Short task:
Copy out all the records, word for word.

Given data:
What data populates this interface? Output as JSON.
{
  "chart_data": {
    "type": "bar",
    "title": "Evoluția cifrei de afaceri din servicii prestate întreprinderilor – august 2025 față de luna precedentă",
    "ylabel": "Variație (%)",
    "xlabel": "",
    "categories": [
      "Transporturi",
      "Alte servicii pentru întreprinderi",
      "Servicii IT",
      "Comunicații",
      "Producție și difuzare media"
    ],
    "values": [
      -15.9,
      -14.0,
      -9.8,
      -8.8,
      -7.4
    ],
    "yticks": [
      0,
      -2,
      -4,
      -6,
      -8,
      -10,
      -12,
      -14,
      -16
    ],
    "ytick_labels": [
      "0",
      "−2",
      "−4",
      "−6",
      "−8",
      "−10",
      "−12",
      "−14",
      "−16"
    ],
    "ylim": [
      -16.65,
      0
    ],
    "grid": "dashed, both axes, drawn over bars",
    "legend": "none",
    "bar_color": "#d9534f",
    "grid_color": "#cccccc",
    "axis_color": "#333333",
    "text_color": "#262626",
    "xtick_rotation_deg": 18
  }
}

Exercise response:
What data populates this interface? Output as JSON.
{
  "chart_data": {
    "type": "bar",
    "title": "Evoluția cifrei de afaceri din servicii prestate întreprinderilor – august 2025 față de luna precedentă",
    "ylabel": "Variație (%)",
    "xlabel": "",
    "categories": [
      "Transporturi",
      "Alte servicii pentru întreprinderi",
      "Servicii IT",
      "Comunicații",
      "Producție și difuzare media"
    ],
    "values": [
      -15.9,
      -14.0,
      -9.8,
      -8.8,
      -7.4
    ],
    "yticks": [
      0,
      -2,
      -4,
      -6,
      -8,
      -10,
      -12,
      -14,
      -16
    ],
    "ytick_labels": [
      "0",
      "−2",
      "−4",
      "−6",
      "−8",
      "−10",
      "−12",
      "−14",
      "−16"
    ],
    "ylim": [
      -16.65,
      0
    ],
    "grid": "dashed, both axes, drawn over bars",
    "legend": "none",
    "bar_color": "#d9534f",
    "grid_color": "#cccccc",
    "axis_color": "#333333",
    "text_color": "#262626",
    "xtick_rotation_deg": 18
  }
}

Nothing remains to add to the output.